__Set task__. Reproduce each line of the material precisely.
-- Excerpted data start --
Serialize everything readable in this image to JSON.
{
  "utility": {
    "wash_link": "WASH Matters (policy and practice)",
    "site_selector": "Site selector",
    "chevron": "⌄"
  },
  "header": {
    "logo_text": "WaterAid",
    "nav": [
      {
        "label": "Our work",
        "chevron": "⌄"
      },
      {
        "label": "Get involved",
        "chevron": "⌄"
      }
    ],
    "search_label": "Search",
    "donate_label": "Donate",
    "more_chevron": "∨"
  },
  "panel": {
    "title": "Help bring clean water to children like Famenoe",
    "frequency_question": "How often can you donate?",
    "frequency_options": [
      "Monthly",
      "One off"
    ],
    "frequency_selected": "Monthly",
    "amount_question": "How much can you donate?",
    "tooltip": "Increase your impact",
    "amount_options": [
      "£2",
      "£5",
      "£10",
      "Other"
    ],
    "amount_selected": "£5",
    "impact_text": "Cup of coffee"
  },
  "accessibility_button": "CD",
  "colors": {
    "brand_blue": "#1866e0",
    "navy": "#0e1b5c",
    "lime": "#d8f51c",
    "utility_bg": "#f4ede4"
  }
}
-- Excerpted data end --
__Full answer__.
Serialize everything readable in this image to JSON.
{
  "utility": {
    "wash_link": "WASH Matters (policy and practice)",
    "site_selector": "Site selector",
    "chevron": "⌄"
  },
  "header": {
    "logo_text": "WaterAid",
    "nav": [
      {
        "label": "Our work",
        "chevron": "⌄"
      },
      {
        "label": "Get involved",
        "chevron": "⌄"
      }
    ],
    "search_label": "Search",
    "donate_label": "Donate",
    "more_chevron": "∨"
  },
  "panel": {
    "title": "Help bring clean water to children like Famenoe",
    "frequency_question": "How often can you donate?",
    "frequency_options": [
      "Monthly",
      "One off"
    ],
    "frequency_selected": "Monthly",
    "amount_question": "How much can you donate?",
    "tooltip": "Increase your impact",
    "amount_options": [
      "£2",
      "£5",
      "£10",
      "Other"
    ],
    "amount_selected": "£5",
    "impact_text": "Cup of coffee"
  },
  "accessibility_button": "CD",
  "colors": {
    "brand_blue": "#1866e0",
    "navy": "#0e1b5c",
    "lime": "#d8f51c",
    "utility_bg": "#f4ede4"
  }
}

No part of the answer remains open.